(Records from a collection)
###

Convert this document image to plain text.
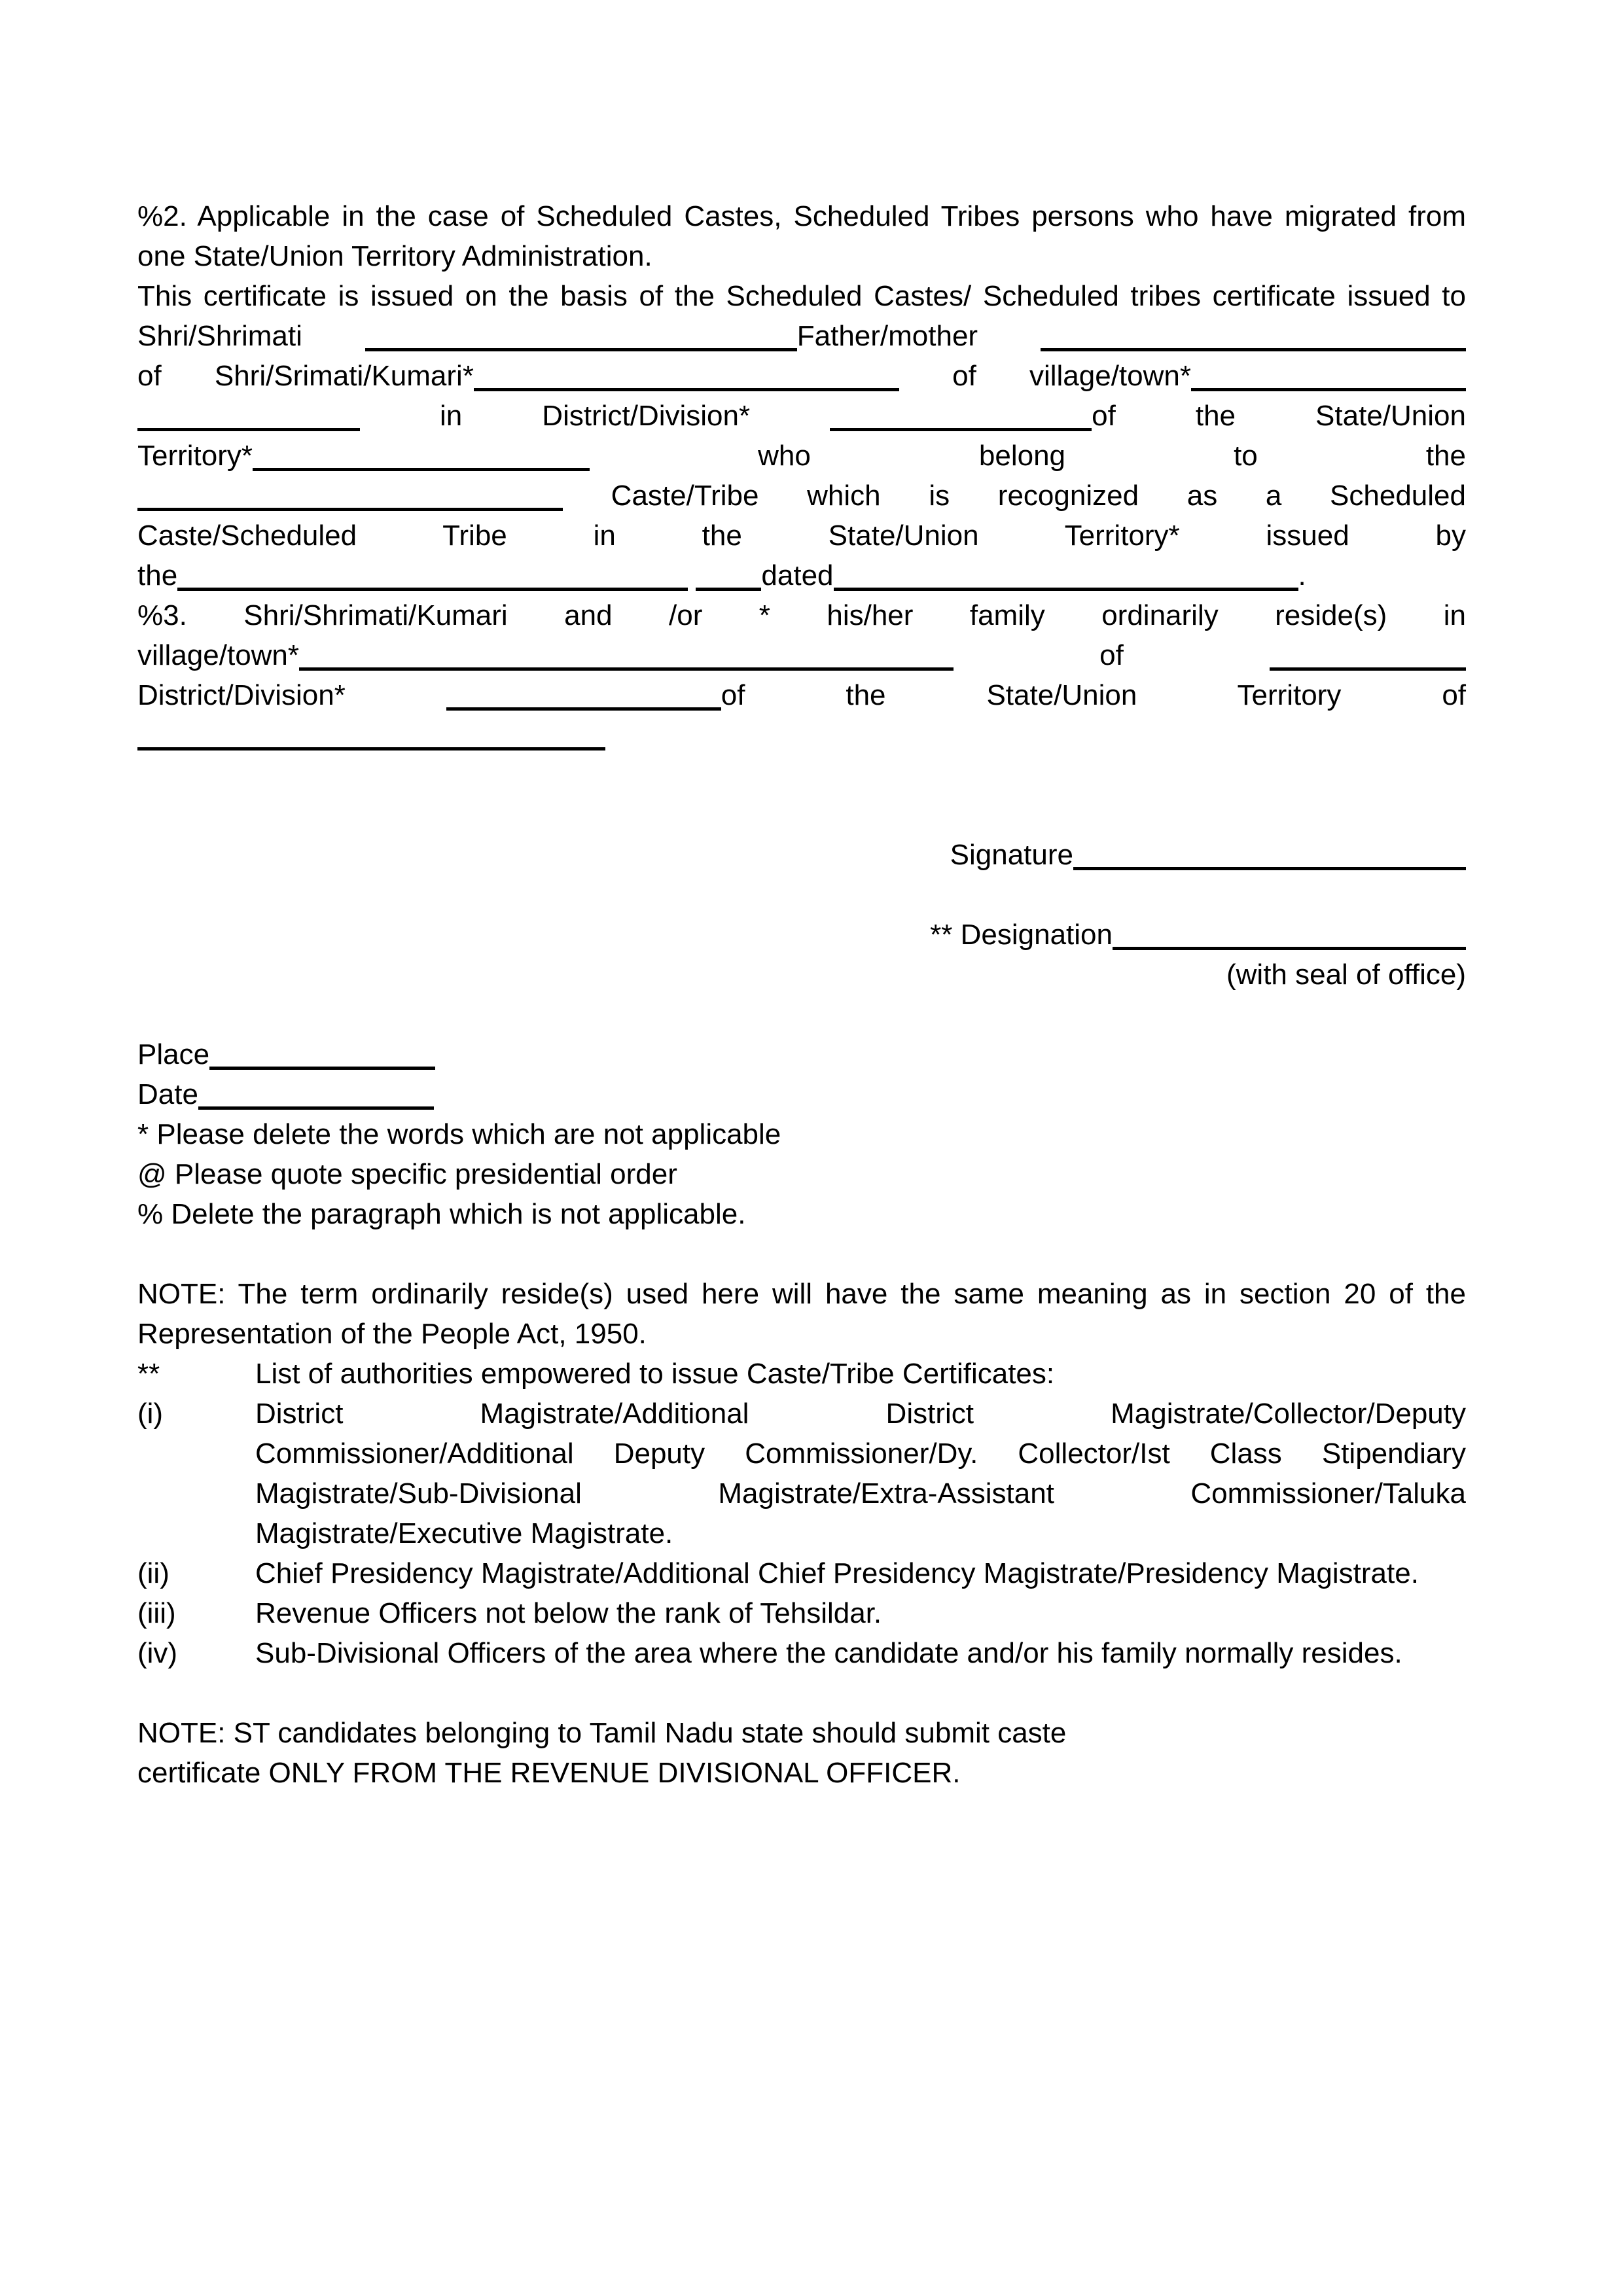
%2. Applicable in the case of Scheduled Castes, Scheduled Tribes persons who have migrated from
one State/Union Territory Administration.
This certificate is issued on the basis of the Scheduled Castes/ Scheduled tribes certificate issued to
Shri/Shrimati	Father/mother
of Shri/Srimati/Kumari*	of village/town*
in District/Division*	of the State/Union
Territory*	who belong to the
Caste/Tribe which is recognized as a Scheduled
Caste/Scheduled Tribe in the State/Union Territory* issued by
the	dated	.
%3. Shri/Shrimati/Kumari and /or * his/her family ordinarily reside(s) in
village/town*	of
District/Division*	of the State/Union Territory of
Signature
** Designation
(with seal of office)
Place
Date
* Please delete the words which are not applicable
@ Please quote specific presidential order
% Delete the paragraph which is not applicable.
NOTE: The term ordinarily reside(s) used here will have the same meaning as in section 20 of the
Representation of the People Act, 1950.
**	List of authorities empowered to issue Caste/Tribe Certificates:
(i)	District Magistrate/Additional District Magistrate/Collector/Deputy
Commissioner/Additional Deputy Commissioner/Dy. Collector/Ist Class Stipendiary
Magistrate/Sub-Divisional Magistrate/Extra-Assistant Commissioner/Taluka
Magistrate/Executive Magistrate.
(ii)	Chief Presidency Magistrate/Additional Chief Presidency Magistrate/Presidency Magistrate.
(iii)	Revenue Officers not below the rank of Tehsildar.
(iv)	Sub-Divisional Officers of the area where the candidate and/or his family normally resides.
NOTE: ST candidates belonging to Tamil Nadu state should submit caste
certificate ONLY FROM THE REVENUE DIVISIONAL OFFICER.
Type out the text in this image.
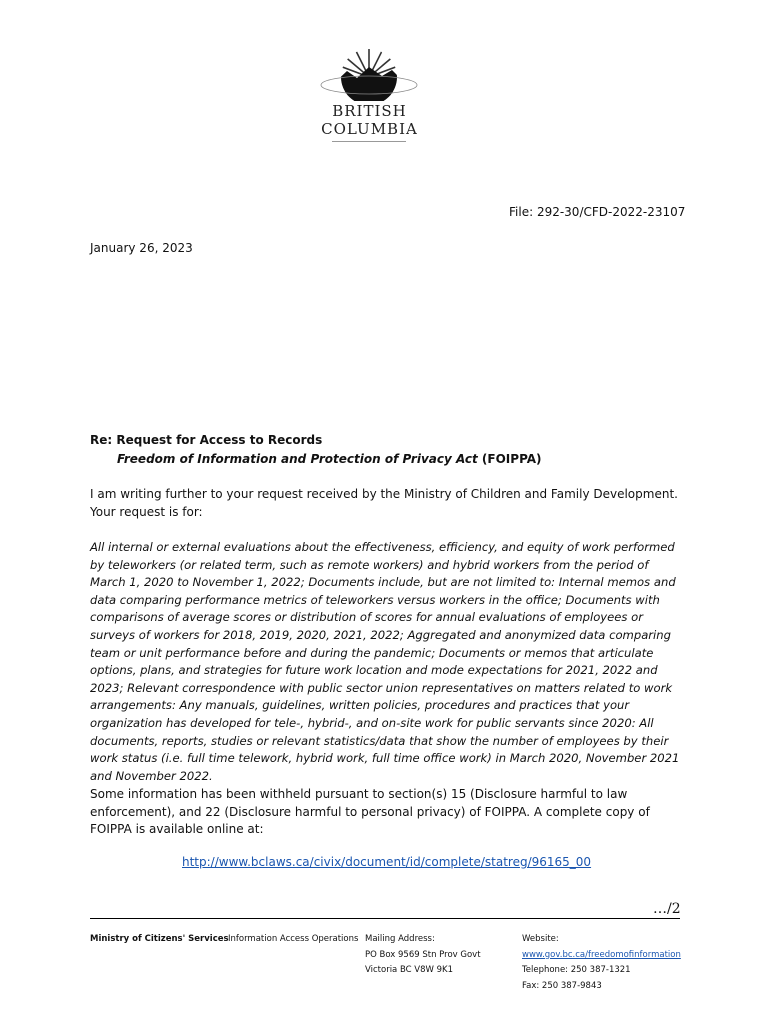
BRITISH
COLUMBIA
File: 292-30/CFD-2022-23107
January 26, 2023
Re: Request for Access to Records
Freedom of Information and Protection of Privacy Act (FOIPPA)
I am writing further to your request received by the Ministry of Children and Family Development. Your request is for:
All internal or external evaluations about the effectiveness, efficiency, and equity of work performed by teleworkers (or related term, such as remote workers) and hybrid workers from the period of March 1, 2020 to November 1, 2022; Documents include, but are not limited to: Internal memos and data comparing performance metrics of teleworkers versus workers in the office; Documents with comparisons of average scores or distribution of scores for annual evaluations of employees or surveys of workers for 2018, 2019, 2020, 2021, 2022; Aggregated and anonymized data comparing team or unit performance before and during the pandemic; Documents or memos that articulate options, plans, and strategies for future work location and mode expectations for 2021, 2022 and 2023; Relevant correspondence with public sector union representatives on matters related to work arrangements: Any manuals, guidelines, written policies, procedures and practices that your organization has developed for tele-, hybrid-, and on-site work for public servants since 2020: All documents, reports, studies or relevant statistics/data that show the number of employees by their work status (i.e. full time telework, hybrid work, full time office work) in March 2020, November 2021 and November 2022.
Some information has been withheld pursuant to section(s) 15 (Disclosure harmful to law enforcement), and 22 (Disclosure harmful to personal privacy) of FOIPPA. A complete copy of FOIPPA is available online at:
http://www.bclaws.ca/civix/document/id/complete/statreg/96165_00
…/2
Ministry of Citizens' Services Information Access Operations Mailing Address:
PO Box 9569 Stn Prov Govt
Victoria BC V8W 9K1
Website:
www.gov.bc.ca/freedomofinformation
Telephone: 250 387-1321
Fax: 250 387-9843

###

WRITTEN REQUEST:
Reproduce every record above exactly, omitting the pictures.

FINISHED EXERCISE:
Convert this document image to plain text.
%2. Applicable in the case of Scheduled Castes, Scheduled Tribes persons who have migrated from
one State/Union Territory Administration.
This certificate is issued on the basis of the Scheduled Castes/ Scheduled tribes certificate issued to
Shri/Shrimati	Father/mother
of Shri/Srimati/Kumari*	of village/town*
in District/Division*	of the State/Union
Territory*	who belong to the
Caste/Tribe which is recognized as a Scheduled
Caste/Scheduled Tribe in the State/Union Territory* issued by
the	dated	.
%3. Shri/Shrimati/Kumari and /or * his/her family ordinarily reside(s) in
village/town*	of
District/Division*	of the State/Union Territory of
Signature
** Designation
(with seal of office)
Place
Date
* Please delete the words which are not applicable
@ Please quote specific presidential order
% Delete the paragraph which is not applicable.
NOTE: The term ordinarily reside(s) used here will have the same meaning as in section 20 of the
Representation of the People Act, 1950.
**	List of authorities empowered to issue Caste/Tribe Certificates:
(i)	District Magistrate/Additional District Magistrate/Collector/Deputy
Commissioner/Additional Deputy Commissioner/Dy. Collector/Ist Class Stipendiary
Magistrate/Sub-Divisional Magistrate/Extra-Assistant Commissioner/Taluka
Magistrate/Executive Magistrate.
(ii)	Chief Presidency Magistrate/Additional Chief Presidency Magistrate/Presidency Magistrate.
(iii)	Revenue Officers not below the rank of Tehsildar.
(iv)	Sub-Divisional Officers of the area where the candidate and/or his family normally resides.
NOTE: ST candidates belonging to Tamil Nadu state should submit caste
certificate ONLY FROM THE REVENUE DIVISIONAL OFFICER.
Type out the text in this image.
BRITISH
COLUMBIA
File: 292-30/CFD-2022-23107
January 26, 2023
Re: Request for Access to Records
Freedom of Information and Protection of Privacy Act (FOIPPA)
I am writing further to your request received by the Ministry of Children and Family Development. Your request is for:
All internal or external evaluations about the effectiveness, efficiency, and equity of work performed by teleworkers (or related term, such as remote workers) and hybrid workers from the period of March 1, 2020 to November 1, 2022; Documents include, but are not limited to: Internal memos and data comparing performance metrics of teleworkers versus workers in the office; Documents with comparisons of average scores or distribution of scores for annual evaluations of employees or surveys of workers for 2018, 2019, 2020, 2021, 2022; Aggregated and anonymized data comparing team or unit performance before and during the pandemic; Documents or memos that articulate options, plans, and strategies for future work location and mode expectations for 2021, 2022 and 2023; Relevant correspondence with public sector union representatives on matters related to work arrangements: Any manuals, guidelines, written policies, procedures and practices that your organization has developed for tele-, hybrid-, and on-site work for public servants since 2020: All documents, reports, studies or relevant statistics/data that show the number of employees by their work status (i.e. full time telework, hybrid work, full time office work) in March 2020, November 2021 and November 2022.
Some information has been withheld pursuant to section(s) 15 (Disclosure harmful to law enforcement), and 22 (Disclosure harmful to personal privacy) of FOIPPA. A complete copy of FOIPPA is available online at:
http://www.bclaws.ca/civix/document/id/complete/statreg/96165_00
…/2
Ministry of Citizens' Services Information Access Operations Mailing Address:
PO Box 9569 Stn Prov Govt
Victoria BC V8W 9K1
Website:
www.gov.bc.ca/freedomofinformation
Telephone: 250 387-1321
Fax: 250 387-9843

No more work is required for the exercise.